PROBLEM TO WORK ON: Every line must be returned precisely as it is written.

RECORDS FOR THE EXERCISE:
********************
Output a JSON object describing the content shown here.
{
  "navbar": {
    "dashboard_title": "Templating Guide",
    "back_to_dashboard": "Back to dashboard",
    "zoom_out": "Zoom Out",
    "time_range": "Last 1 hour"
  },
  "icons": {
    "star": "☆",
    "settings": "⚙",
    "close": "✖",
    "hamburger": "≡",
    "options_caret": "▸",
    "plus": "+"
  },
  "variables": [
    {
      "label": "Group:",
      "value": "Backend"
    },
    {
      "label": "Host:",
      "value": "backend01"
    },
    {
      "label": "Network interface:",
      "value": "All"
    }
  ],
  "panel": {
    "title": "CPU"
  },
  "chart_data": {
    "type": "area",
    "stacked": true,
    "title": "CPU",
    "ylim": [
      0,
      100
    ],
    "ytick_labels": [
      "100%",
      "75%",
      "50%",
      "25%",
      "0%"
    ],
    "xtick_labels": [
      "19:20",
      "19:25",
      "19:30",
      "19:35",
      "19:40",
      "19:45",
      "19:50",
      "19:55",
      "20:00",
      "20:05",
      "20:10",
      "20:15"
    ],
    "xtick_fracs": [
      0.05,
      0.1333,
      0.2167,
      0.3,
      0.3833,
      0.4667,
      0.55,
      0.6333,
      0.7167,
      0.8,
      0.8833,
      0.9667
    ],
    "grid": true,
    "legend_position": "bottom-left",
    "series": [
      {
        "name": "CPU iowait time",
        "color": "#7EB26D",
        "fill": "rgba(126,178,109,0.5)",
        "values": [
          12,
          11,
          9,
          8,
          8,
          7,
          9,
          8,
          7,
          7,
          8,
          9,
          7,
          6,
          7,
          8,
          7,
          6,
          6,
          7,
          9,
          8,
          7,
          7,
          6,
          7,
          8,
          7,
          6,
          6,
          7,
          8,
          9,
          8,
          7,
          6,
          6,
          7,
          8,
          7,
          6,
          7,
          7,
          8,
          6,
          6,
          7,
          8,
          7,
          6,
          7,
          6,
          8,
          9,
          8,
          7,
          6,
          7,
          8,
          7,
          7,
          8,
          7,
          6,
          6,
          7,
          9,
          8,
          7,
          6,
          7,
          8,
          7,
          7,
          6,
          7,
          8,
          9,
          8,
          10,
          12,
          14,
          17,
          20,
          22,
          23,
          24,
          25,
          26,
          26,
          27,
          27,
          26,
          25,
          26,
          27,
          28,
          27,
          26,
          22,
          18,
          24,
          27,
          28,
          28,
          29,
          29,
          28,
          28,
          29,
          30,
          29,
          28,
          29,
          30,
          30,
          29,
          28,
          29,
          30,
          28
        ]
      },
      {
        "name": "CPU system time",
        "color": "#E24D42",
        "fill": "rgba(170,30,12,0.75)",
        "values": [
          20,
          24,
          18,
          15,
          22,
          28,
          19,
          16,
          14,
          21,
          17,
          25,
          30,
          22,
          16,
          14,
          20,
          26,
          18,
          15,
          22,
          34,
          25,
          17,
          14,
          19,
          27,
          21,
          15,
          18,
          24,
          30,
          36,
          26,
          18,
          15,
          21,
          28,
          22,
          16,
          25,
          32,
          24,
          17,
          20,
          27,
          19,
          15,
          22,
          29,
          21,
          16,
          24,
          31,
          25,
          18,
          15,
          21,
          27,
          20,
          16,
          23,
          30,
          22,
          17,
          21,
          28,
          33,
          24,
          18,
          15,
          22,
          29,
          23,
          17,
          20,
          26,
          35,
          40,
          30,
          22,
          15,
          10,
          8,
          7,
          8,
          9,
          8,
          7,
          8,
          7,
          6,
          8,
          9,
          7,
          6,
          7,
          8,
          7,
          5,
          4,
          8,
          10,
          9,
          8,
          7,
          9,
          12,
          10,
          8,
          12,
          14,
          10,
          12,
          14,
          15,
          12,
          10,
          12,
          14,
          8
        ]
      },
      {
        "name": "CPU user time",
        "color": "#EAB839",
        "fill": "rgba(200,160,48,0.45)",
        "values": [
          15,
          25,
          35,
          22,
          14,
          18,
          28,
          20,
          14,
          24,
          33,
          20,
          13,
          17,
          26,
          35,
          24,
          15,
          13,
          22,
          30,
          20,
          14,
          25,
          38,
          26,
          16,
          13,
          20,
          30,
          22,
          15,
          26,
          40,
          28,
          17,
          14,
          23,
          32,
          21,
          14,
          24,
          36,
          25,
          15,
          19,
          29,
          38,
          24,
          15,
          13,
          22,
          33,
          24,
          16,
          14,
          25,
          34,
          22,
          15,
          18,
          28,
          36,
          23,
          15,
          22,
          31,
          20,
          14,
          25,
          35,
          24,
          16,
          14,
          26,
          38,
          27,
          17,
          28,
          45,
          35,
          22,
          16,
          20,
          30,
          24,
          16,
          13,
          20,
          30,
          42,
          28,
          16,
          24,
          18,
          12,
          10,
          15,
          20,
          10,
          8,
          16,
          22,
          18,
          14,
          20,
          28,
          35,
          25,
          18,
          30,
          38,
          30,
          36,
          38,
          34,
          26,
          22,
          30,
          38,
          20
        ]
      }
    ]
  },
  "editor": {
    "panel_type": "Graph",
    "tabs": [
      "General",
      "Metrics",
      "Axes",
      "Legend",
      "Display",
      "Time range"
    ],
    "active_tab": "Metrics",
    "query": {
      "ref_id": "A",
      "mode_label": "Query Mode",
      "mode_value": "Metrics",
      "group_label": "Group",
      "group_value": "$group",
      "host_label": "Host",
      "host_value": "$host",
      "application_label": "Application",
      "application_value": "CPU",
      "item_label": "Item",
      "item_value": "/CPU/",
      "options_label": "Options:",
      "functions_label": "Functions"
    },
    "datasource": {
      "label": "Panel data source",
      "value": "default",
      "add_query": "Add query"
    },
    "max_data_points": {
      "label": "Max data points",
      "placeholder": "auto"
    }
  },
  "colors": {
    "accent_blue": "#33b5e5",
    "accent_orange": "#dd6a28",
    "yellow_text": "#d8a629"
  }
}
********************
PROBLEM SOLUTION:
Output a JSON object describing the content shown here.
{
  "navbar": {
    "dashboard_title": "Templating Guide",
    "back_to_dashboard": "Back to dashboard",
    "zoom_out": "Zoom Out",
    "time_range": "Last 1 hour"
  },
  "icons": {
    "star": "☆",
    "settings": "⚙",
    "close": "✖",
    "hamburger": "≡",
    "options_caret": "▸",
    "plus": "+"
  },
  "variables": [
    {
      "label": "Group:",
      "value": "Backend"
    },
    {
      "label": "Host:",
      "value": "backend01"
    },
    {
      "label": "Network interface:",
      "value": "All"
    }
  ],
  "panel": {
    "title": "CPU"
  },
  "chart_data": {
    "type": "area",
    "stacked": true,
    "title": "CPU",
    "ylim": [
      0,
      100
    ],
    "ytick_labels": [
      "100%",
      "75%",
      "50%",
      "25%",
      "0%"
    ],
    "xtick_labels": [
      "19:20",
      "19:25",
      "19:30",
      "19:35",
      "19:40",
      "19:45",
      "19:50",
      "19:55",
      "20:00",
      "20:05",
      "20:10",
      "20:15"
    ],
    "xtick_fracs": [
      0.05,
      0.1333,
      0.2167,
      0.3,
      0.3833,
      0.4667,
      0.55,
      0.6333,
      0.7167,
      0.8,
      0.8833,
      0.9667
    ],
    "grid": true,
    "legend_position": "bottom-left",
    "series": [
      {
        "name": "CPU iowait time",
        "color": "#7EB26D",
        "fill": "rgba(126,178,109,0.5)",
        "values": [
          12,
          11,
          9,
          8,
          8,
          7,
          9,
          8,
          7,
          7,
          8,
          9,
          7,
          6,
          7,
          8,
          7,
          6,
          6,
          7,
          9,
          8,
          7,
          7,
          6,
          7,
          8,
          7,
          6,
          6,
          7,
          8,
          9,
          8,
          7,
          6,
          6,
          7,
          8,
          7,
          6,
          7,
          7,
          8,
          6,
          6,
          7,
          8,
          7,
          6,
          7,
          6,
          8,
          9,
          8,
          7,
          6,
          7,
          8,
          7,
          7,
          8,
          7,
          6,
          6,
          7,
          9,
          8,
          7,
          6,
          7,
          8,
          7,
          7,
          6,
          7,
          8,
          9,
          8,
          10,
          12,
          14,
          17,
          20,
          22,
          23,
          24,
          25,
          26,
          26,
          27,
          27,
          26,
          25,
          26,
          27,
          28,
          27,
          26,
          22,
          18,
          24,
          27,
          28,
          28,
          29,
          29,
          28,
          28,
          29,
          30,
          29,
          28,
          29,
          30,
          30,
          29,
          28,
          29,
          30,
          28
        ]
      },
      {
        "name": "CPU system time",
        "color": "#E24D42",
        "fill": "rgba(170,30,12,0.75)",
        "values": [
          20,
          24,
          18,
          15,
          22,
          28,
          19,
          16,
          14,
          21,
          17,
          25,
          30,
          22,
          16,
          14,
          20,
          26,
          18,
          15,
          22,
          34,
          25,
          17,
          14,
          19,
          27,
          21,
          15,
          18,
          24,
          30,
          36,
          26,
          18,
          15,
          21,
          28,
          22,
          16,
          25,
          32,
          24,
          17,
          20,
          27,
          19,
          15,
          22,
          29,
          21,
          16,
          24,
          31,
          25,
          18,
          15,
          21,
          27,
          20,
          16,
          23,
          30,
          22,
          17,
          21,
          28,
          33,
          24,
          18,
          15,
          22,
          29,
          23,
          17,
          20,
          26,
          35,
          40,
          30,
          22,
          15,
          10,
          8,
          7,
          8,
          9,
          8,
          7,
          8,
          7,
          6,
          8,
          9,
          7,
          6,
          7,
          8,
          7,
          5,
          4,
          8,
          10,
          9,
          8,
          7,
          9,
          12,
          10,
          8,
          12,
          14,
          10,
          12,
          14,
          15,
          12,
          10,
          12,
          14,
          8
        ]
      },
      {
        "name": "CPU user time",
        "color": "#EAB839",
        "fill": "rgba(200,160,48,0.45)",
        "values": [
          15,
          25,
          35,
          22,
          14,
          18,
          28,
          20,
          14,
          24,
          33,
          20,
          13,
          17,
          26,
          35,
          24,
          15,
          13,
          22,
          30,
          20,
          14,
          25,
          38,
          26,
          16,
          13,
          20,
          30,
          22,
          15,
          26,
          40,
          28,
          17,
          14,
          23,
          32,
          21,
          14,
          24,
          36,
          25,
          15,
          19,
          29,
          38,
          24,
          15,
          13,
          22,
          33,
          24,
          16,
          14,
          25,
          34,
          22,
          15,
          18,
          28,
          36,
          23,
          15,
          22,
          31,
          20,
          14,
          25,
          35,
          24,
          16,
          14,
          26,
          38,
          27,
          17,
          28,
          45,
          35,
          22,
          16,
          20,
          30,
          24,
          16,
          13,
          20,
          30,
          42,
          28,
          16,
          24,
          18,
          12,
          10,
          15,
          20,
          10,
          8,
          16,
          22,
          18,
          14,
          20,
          28,
          35,
          25,
          18,
          30,
          38,
          30,
          36,
          38,
          34,
          26,
          22,
          30,
          38,
          20
        ]
      }
    ]
  },
  "editor": {
    "panel_type": "Graph",
    "tabs": [
      "General",
      "Metrics",
      "Axes",
      "Legend",
      "Display",
      "Time range"
    ],
    "active_tab": "Metrics",
    "query": {
      "ref_id": "A",
      "mode_label": "Query Mode",
      "mode_value": "Metrics",
      "group_label": "Group",
      "group_value": "$group",
      "host_label": "Host",
      "host_value": "$host",
      "application_label": "Application",
      "application_value": "CPU",
      "item_label": "Item",
      "item_value": "/CPU/",
      "options_label": "Options:",
      "functions_label": "Functions"
    },
    "datasource": {
      "label": "Panel data source",
      "value": "default",
      "add_query": "Add query"
    },
    "max_data_points": {
      "label": "Max data points",
      "placeholder": "auto"
    }
  },
  "colors": {
    "accent_blue": "#33b5e5",
    "accent_orange": "#dd6a28",
    "yellow_text": "#d8a629"
  }
}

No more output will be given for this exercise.